Given problem
Omit the images, then output each of the records below exactly.

==== Extracted entries

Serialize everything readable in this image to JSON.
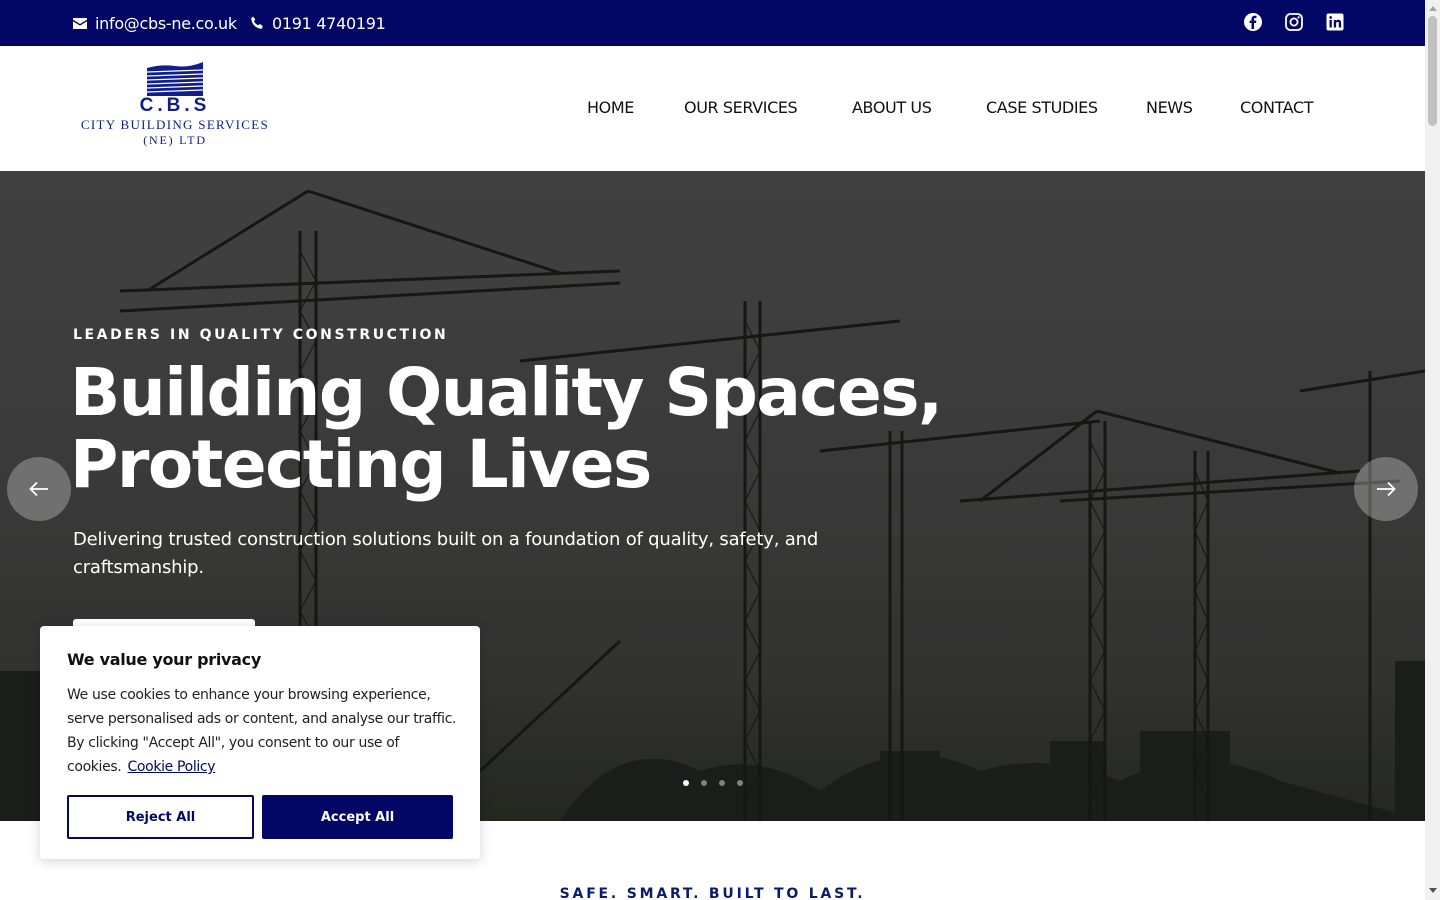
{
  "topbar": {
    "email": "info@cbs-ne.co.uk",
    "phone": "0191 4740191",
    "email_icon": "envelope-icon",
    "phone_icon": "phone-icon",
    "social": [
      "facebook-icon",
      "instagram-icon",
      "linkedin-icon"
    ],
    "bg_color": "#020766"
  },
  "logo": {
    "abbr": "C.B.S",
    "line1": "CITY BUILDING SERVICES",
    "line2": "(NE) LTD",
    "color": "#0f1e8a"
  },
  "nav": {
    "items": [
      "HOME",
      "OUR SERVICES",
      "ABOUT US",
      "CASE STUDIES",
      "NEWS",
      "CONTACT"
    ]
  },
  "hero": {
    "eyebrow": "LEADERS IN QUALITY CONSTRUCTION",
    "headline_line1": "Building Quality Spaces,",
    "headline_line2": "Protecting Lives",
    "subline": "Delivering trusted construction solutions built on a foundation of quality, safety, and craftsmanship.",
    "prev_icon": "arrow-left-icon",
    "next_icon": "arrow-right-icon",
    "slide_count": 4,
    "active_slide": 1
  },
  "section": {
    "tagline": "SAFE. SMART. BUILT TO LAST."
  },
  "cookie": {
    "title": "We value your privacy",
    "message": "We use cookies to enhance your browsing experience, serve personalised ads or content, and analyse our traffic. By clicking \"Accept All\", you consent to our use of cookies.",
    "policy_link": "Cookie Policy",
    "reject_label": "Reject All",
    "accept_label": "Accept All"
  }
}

========

The answer
Serialize everything readable in this image to JSON.
{
  "topbar": {
    "email": "info@cbs-ne.co.uk",
    "phone": "0191 4740191",
    "email_icon": "envelope-icon",
    "phone_icon": "phone-icon",
    "social": [
      "facebook-icon",
      "instagram-icon",
      "linkedin-icon"
    ],
    "bg_color": "#020766"
  },
  "logo": {
    "abbr": "C.B.S",
    "line1": "CITY BUILDING SERVICES",
    "line2": "(NE) LTD",
    "color": "#0f1e8a"
  },
  "nav": {
    "items": [
      "HOME",
      "OUR SERVICES",
      "ABOUT US",
      "CASE STUDIES",
      "NEWS",
      "CONTACT"
    ]
  },
  "hero": {
    "eyebrow": "LEADERS IN QUALITY CONSTRUCTION",
    "headline_line1": "Building Quality Spaces,",
    "headline_line2": "Protecting Lives",
    "subline": "Delivering trusted construction solutions built on a foundation of quality, safety, and craftsmanship.",
    "prev_icon": "arrow-left-icon",
    "next_icon": "arrow-right-icon",
    "slide_count": 4,
    "active_slide": 1
  },
  "section": {
    "tagline": "SAFE. SMART. BUILT TO LAST."
  },
  "cookie": {
    "title": "We value your privacy",
    "message": "We use cookies to enhance your browsing experience, serve personalised ads or content, and analyse our traffic. By clicking \"Accept All\", you consent to our use of cookies.",
    "policy_link": "Cookie Policy",
    "reject_label": "Reject All",
    "accept_label": "Accept All"
  }
}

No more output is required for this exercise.